## Working data
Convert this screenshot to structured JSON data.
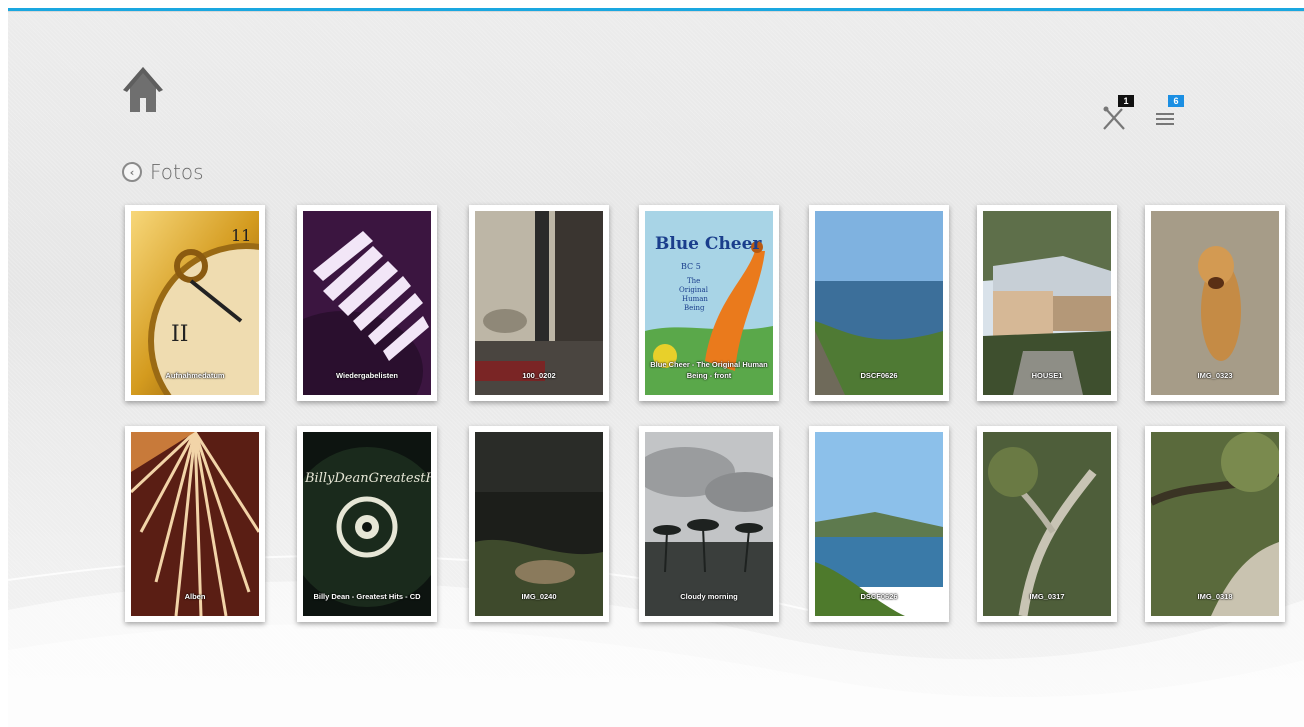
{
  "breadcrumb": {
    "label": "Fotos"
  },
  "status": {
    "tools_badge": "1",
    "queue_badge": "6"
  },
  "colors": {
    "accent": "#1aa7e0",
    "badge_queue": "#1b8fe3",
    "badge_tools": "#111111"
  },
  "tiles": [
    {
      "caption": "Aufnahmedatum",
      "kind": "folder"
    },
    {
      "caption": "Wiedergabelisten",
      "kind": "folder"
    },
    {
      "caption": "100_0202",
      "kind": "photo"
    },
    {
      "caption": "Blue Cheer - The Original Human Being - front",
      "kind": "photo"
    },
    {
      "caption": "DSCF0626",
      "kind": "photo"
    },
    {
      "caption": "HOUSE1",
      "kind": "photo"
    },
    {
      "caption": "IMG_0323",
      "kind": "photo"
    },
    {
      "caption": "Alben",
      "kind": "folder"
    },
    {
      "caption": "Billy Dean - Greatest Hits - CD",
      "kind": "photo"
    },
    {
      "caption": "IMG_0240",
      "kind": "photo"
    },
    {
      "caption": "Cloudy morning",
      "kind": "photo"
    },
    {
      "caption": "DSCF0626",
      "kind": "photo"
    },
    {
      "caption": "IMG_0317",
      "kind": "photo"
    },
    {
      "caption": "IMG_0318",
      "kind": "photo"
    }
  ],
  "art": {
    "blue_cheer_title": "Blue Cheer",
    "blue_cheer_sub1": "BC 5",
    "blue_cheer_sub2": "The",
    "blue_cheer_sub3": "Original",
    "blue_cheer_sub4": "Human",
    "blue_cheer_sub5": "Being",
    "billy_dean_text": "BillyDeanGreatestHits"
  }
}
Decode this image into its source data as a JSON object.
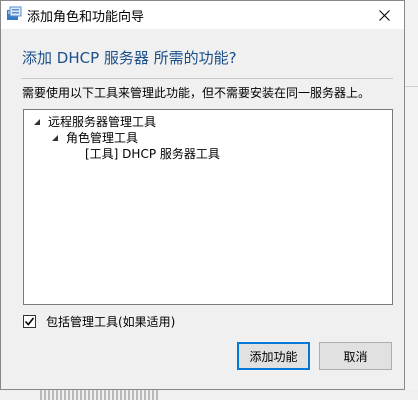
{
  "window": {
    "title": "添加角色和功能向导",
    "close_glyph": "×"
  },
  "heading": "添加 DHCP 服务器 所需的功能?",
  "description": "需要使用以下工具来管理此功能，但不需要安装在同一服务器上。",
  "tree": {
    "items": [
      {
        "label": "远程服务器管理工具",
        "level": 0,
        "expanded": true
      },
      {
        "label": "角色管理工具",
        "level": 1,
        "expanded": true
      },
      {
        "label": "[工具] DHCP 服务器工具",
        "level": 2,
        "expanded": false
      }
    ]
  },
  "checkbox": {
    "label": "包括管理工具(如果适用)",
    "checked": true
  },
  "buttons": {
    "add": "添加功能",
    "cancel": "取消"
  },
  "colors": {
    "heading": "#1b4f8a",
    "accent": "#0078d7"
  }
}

## Problem requirements
Look through the material above and pick out each line holding the word "this".

## Task response
Convert this screenshot to structured JSON data.
Decode this image into its source data as a JSON object.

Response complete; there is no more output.